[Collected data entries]
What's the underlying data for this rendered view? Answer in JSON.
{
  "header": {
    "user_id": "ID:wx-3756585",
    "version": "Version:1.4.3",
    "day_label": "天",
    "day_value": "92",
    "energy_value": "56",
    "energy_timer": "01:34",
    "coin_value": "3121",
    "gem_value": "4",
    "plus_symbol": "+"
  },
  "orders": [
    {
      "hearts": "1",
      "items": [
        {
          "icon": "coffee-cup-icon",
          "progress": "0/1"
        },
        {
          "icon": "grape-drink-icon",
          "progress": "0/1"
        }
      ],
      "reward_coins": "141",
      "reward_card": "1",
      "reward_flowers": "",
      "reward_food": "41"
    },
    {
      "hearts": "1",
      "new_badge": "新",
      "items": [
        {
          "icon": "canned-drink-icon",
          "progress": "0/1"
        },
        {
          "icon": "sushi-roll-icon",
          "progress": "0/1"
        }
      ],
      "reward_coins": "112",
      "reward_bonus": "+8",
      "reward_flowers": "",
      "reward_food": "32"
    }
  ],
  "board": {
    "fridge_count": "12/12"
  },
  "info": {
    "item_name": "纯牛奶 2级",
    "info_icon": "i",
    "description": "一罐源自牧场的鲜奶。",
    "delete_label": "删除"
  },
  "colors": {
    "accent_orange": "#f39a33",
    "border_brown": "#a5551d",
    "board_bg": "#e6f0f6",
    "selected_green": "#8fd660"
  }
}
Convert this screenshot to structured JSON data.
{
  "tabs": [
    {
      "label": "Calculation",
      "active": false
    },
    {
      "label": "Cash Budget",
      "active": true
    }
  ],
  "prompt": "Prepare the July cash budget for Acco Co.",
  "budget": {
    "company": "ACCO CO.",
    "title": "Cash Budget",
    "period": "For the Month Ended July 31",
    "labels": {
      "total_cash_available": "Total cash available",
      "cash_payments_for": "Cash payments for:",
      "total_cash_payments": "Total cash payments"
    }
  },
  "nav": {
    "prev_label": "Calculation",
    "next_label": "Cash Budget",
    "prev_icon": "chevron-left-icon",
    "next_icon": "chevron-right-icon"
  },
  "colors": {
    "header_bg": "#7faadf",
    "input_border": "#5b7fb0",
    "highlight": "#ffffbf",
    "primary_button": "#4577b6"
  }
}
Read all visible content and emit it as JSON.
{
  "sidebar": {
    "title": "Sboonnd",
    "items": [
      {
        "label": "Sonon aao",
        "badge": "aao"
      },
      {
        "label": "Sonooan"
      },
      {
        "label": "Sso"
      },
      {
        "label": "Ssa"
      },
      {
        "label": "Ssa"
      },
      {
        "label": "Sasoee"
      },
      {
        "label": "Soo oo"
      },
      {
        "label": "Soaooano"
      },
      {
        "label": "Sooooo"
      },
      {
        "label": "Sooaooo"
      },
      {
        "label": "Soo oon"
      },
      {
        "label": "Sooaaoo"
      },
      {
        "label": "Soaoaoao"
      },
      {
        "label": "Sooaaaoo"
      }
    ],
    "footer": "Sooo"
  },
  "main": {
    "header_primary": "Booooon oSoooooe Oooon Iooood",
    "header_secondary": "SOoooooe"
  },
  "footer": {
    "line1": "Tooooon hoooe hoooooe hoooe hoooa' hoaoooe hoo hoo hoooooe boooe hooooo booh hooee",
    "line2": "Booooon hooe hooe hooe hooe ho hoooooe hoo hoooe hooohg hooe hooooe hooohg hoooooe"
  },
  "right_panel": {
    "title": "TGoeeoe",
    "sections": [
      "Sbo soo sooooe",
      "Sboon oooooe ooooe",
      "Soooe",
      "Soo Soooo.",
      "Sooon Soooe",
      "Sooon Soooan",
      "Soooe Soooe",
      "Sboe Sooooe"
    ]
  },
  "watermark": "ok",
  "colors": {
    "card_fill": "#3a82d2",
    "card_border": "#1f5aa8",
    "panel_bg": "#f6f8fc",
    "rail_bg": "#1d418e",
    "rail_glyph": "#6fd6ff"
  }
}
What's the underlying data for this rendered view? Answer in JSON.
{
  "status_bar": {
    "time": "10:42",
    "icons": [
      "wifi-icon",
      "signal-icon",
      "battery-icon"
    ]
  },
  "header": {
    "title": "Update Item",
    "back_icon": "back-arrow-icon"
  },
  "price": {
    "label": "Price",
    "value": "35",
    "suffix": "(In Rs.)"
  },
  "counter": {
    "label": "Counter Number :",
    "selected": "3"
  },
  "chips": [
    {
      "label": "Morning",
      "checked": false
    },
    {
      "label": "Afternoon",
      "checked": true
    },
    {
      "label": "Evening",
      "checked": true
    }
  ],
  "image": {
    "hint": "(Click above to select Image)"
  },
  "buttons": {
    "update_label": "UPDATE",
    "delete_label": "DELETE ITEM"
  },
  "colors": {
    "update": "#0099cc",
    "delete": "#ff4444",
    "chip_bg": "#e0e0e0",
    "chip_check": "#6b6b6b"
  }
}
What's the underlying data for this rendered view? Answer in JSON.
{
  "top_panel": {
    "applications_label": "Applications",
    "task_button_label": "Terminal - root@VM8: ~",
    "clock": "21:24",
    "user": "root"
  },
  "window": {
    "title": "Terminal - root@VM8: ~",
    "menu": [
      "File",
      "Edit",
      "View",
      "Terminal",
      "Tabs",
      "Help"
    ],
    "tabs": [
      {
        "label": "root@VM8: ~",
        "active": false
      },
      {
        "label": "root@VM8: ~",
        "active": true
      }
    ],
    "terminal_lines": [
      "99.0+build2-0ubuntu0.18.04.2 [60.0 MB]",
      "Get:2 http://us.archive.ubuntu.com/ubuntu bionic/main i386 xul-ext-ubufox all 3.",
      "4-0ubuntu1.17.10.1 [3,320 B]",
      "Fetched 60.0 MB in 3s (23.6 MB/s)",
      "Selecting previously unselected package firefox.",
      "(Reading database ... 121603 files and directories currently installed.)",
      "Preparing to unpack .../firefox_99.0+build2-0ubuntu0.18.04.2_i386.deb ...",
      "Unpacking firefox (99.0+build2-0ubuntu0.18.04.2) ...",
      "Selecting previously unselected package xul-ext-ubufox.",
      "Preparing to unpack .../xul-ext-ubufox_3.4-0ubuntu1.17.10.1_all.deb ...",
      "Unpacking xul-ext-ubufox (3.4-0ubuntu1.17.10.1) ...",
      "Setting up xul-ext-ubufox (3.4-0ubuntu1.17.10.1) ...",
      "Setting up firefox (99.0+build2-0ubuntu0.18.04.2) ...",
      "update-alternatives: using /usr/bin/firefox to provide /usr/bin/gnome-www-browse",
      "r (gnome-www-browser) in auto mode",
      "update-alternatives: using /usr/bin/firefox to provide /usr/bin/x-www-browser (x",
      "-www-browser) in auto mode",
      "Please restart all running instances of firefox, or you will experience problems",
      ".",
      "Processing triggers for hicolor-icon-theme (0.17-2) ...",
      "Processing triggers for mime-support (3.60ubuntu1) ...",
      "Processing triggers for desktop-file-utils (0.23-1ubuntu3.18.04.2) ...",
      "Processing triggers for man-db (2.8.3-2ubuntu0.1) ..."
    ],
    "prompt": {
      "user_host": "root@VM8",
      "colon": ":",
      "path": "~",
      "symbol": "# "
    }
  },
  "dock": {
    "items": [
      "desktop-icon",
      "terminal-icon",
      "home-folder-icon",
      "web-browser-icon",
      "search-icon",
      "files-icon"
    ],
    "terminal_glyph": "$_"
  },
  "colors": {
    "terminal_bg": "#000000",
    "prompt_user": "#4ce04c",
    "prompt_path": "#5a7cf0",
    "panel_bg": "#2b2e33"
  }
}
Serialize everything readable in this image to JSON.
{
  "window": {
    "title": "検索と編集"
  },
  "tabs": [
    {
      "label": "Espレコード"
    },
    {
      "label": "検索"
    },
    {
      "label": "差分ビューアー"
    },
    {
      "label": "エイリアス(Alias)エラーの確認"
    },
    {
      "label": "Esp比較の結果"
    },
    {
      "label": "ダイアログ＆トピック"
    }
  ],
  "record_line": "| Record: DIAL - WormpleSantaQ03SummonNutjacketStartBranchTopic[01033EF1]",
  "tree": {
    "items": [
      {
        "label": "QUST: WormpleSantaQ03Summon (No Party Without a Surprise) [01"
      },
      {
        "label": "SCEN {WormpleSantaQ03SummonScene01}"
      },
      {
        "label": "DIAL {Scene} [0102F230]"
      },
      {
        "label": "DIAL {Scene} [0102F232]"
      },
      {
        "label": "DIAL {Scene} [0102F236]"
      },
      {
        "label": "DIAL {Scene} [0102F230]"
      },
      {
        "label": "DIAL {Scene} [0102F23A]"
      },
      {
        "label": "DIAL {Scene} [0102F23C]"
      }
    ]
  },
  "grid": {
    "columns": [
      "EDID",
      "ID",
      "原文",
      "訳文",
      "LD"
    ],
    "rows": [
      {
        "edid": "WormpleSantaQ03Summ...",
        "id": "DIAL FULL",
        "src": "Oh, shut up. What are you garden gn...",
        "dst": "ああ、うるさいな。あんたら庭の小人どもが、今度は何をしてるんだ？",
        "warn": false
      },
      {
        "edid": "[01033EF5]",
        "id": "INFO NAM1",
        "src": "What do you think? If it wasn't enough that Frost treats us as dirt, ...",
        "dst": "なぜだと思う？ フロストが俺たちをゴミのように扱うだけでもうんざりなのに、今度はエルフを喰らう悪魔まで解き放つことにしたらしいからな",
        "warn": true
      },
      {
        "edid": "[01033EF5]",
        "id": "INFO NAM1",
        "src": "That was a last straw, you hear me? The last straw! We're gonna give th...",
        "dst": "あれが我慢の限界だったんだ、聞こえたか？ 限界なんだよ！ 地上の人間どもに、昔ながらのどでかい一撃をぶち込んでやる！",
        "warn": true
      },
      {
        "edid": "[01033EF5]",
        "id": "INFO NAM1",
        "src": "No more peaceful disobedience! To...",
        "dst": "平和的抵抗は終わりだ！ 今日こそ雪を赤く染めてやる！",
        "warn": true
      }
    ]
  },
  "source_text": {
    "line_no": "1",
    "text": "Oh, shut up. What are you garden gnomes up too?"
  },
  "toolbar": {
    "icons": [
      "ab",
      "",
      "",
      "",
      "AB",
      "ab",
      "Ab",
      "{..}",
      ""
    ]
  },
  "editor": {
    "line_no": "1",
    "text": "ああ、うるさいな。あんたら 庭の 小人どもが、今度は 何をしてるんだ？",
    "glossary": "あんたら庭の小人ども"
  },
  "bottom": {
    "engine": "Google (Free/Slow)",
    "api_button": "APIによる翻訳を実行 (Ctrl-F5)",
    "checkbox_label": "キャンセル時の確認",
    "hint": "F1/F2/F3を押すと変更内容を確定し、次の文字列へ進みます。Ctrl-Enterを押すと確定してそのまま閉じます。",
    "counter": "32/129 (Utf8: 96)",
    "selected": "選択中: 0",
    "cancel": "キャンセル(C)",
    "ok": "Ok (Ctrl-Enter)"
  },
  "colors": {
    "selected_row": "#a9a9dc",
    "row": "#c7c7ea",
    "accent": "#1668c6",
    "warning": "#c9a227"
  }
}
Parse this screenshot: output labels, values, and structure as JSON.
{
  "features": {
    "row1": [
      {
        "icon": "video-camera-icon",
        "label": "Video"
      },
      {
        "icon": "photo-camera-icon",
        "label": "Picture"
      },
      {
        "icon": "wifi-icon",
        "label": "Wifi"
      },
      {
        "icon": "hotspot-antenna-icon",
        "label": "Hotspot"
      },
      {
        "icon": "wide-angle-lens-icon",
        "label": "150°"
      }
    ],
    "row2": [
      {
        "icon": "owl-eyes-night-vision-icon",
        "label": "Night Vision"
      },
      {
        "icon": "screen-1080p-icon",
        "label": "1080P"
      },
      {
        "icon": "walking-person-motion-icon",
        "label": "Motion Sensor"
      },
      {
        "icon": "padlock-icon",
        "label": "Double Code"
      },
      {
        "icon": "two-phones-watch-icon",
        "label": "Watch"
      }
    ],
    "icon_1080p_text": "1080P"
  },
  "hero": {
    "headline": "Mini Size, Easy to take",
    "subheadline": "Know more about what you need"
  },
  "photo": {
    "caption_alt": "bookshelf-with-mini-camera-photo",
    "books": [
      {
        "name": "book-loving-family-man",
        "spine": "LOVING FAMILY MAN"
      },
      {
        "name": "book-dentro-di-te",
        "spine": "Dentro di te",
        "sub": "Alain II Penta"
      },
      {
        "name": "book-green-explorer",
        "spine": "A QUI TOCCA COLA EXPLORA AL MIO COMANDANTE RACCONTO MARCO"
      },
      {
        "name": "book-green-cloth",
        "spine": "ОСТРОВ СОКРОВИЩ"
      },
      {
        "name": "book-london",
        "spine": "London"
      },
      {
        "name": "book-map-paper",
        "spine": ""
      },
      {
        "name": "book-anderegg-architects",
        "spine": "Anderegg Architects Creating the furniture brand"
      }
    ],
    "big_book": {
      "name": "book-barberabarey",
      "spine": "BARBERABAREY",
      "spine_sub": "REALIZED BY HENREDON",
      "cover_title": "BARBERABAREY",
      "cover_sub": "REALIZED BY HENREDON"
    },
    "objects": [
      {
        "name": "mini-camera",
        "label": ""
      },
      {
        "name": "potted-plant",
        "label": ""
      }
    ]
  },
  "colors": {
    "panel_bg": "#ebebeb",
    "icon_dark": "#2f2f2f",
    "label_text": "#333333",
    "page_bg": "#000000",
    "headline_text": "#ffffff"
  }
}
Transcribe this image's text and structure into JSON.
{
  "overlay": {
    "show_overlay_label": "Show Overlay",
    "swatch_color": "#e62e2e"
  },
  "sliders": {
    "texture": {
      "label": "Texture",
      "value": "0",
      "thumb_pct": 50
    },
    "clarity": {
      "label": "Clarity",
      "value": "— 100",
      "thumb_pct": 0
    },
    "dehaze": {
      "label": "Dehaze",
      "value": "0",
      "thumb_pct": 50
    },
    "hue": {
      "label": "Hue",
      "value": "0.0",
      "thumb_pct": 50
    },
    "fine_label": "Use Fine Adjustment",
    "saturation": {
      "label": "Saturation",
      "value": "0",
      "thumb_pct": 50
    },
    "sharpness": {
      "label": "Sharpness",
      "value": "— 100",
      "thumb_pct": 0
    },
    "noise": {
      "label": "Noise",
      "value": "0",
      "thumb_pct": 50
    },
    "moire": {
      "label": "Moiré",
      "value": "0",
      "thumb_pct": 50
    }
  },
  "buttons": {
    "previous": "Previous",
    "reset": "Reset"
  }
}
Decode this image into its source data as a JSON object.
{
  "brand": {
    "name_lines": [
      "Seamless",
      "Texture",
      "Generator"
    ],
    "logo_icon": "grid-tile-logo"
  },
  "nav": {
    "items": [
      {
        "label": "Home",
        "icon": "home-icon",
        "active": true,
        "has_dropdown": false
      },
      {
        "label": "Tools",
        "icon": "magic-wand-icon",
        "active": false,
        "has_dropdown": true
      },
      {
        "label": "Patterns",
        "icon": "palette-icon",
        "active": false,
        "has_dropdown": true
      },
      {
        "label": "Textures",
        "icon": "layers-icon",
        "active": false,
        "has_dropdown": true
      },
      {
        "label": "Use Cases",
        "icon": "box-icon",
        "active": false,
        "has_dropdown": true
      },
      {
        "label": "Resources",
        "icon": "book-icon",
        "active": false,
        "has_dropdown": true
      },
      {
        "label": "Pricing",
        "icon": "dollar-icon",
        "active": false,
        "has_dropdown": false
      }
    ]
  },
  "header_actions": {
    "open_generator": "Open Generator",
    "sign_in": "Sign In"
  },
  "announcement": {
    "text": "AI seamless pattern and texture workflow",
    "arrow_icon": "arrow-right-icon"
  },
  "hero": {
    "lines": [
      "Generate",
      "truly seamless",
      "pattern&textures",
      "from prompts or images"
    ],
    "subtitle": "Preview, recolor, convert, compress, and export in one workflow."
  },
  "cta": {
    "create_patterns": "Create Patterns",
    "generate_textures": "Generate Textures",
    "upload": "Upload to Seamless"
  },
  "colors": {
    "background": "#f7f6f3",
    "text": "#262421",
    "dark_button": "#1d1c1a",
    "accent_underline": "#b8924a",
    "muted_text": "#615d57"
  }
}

### Exercise goal
Report all lines of the material that contain the word "camera".

### Solution to this problem
        "icon": "video-camera-icon",
        "icon": "photo-camera-icon",
    "caption_alt": "bookshelf-with-mini-camera-photo",
        "name": "mini-camera",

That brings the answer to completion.